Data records
Start

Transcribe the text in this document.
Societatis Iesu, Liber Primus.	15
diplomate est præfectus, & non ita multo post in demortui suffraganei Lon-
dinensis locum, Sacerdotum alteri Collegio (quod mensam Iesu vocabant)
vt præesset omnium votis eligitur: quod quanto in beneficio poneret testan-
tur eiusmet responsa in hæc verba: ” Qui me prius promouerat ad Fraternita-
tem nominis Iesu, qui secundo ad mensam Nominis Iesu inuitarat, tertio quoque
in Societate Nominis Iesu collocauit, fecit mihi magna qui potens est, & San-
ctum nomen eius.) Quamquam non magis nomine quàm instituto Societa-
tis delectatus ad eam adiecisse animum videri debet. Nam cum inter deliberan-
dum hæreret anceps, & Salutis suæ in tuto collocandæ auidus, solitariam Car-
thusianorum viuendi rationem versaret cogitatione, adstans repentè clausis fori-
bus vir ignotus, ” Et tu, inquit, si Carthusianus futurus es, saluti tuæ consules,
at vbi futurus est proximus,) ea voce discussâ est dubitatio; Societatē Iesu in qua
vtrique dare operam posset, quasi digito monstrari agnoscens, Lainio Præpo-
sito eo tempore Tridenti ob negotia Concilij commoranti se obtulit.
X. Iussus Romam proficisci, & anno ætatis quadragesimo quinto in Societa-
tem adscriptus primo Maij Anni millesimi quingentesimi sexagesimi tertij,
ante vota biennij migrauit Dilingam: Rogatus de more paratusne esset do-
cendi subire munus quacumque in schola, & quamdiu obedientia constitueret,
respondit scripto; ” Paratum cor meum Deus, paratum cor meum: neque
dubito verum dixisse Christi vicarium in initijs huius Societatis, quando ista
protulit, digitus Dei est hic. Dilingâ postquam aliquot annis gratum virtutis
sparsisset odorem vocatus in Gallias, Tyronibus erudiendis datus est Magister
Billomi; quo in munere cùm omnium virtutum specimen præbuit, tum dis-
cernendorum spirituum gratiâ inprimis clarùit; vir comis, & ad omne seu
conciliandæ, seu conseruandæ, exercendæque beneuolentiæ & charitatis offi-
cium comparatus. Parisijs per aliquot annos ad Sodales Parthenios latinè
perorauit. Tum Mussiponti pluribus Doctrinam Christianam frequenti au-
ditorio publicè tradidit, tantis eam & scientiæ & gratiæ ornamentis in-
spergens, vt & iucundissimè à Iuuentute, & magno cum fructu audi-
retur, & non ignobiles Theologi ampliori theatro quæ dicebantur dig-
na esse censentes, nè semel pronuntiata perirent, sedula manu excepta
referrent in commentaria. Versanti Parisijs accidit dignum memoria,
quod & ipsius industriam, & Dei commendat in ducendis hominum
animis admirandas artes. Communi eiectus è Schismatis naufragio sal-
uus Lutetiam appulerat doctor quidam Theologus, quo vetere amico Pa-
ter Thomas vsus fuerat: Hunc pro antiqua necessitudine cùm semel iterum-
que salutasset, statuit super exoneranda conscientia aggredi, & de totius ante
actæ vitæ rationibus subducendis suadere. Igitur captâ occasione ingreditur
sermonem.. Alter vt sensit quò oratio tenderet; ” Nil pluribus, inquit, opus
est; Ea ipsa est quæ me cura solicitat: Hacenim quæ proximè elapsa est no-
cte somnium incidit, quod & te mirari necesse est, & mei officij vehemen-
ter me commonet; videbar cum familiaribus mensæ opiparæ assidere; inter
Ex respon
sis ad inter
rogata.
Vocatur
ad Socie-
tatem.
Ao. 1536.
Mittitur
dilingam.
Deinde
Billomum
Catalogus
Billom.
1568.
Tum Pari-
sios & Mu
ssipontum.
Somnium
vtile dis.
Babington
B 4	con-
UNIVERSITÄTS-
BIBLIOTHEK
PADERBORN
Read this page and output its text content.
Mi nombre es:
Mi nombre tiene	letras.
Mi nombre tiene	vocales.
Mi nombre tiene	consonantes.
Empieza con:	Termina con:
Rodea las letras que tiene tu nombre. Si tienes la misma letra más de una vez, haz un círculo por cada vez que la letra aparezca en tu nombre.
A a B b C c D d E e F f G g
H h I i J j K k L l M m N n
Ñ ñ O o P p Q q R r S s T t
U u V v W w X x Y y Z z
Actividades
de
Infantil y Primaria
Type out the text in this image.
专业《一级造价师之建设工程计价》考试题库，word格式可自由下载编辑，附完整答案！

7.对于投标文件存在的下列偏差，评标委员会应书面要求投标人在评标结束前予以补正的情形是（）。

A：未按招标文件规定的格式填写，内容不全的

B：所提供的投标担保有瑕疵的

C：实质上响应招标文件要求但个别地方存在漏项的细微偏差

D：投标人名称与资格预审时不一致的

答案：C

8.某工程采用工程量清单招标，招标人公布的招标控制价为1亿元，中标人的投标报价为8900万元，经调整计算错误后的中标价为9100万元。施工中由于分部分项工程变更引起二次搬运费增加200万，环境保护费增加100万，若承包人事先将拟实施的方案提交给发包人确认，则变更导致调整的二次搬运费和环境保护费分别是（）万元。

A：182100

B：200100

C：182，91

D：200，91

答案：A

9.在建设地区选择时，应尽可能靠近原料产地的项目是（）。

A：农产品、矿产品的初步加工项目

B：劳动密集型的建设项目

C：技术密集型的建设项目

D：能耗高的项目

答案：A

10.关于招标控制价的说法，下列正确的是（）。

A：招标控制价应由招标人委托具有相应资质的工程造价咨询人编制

End

Objective - Every line from the one holding "Type out the text in this image." through the final line of the listing must be echoed exactly; leave out all other lines.

Complete output -
Type out the text in this image.
专业《一级造价师之建设工程计价》考试题库，word格式可自由下载编辑，附完整答案！

7.对于投标文件存在的下列偏差，评标委员会应书面要求投标人在评标结束前予以补正的情形是（）。

A：未按招标文件规定的格式填写，内容不全的

B：所提供的投标担保有瑕疵的

C：实质上响应招标文件要求但个别地方存在漏项的细微偏差

D：投标人名称与资格预审时不一致的

答案：C

8.某工程采用工程量清单招标，招标人公布的招标控制价为1亿元，中标人的投标报价为8900万元，经调整计算错误后的中标价为9100万元。施工中由于分部分项工程变更引起二次搬运费增加200万，环境保护费增加100万，若承包人事先将拟实施的方案提交给发包人确认，则变更导致调整的二次搬运费和环境保护费分别是（）万元。

A：182100

B：200100

C：182，91

D：200，91

答案：A

9.在建设地区选择时，应尽可能靠近原料产地的项目是（）。

A：农产品、矿产品的初步加工项目

B：劳动密集型的建设项目

C：技术密集型的建设项目

D：能耗高的项目

答案：A

10.关于招标控制价的说法，下列正确的是（）。

A：招标控制价应由招标人委托具有相应资质的工程造价咨询人编制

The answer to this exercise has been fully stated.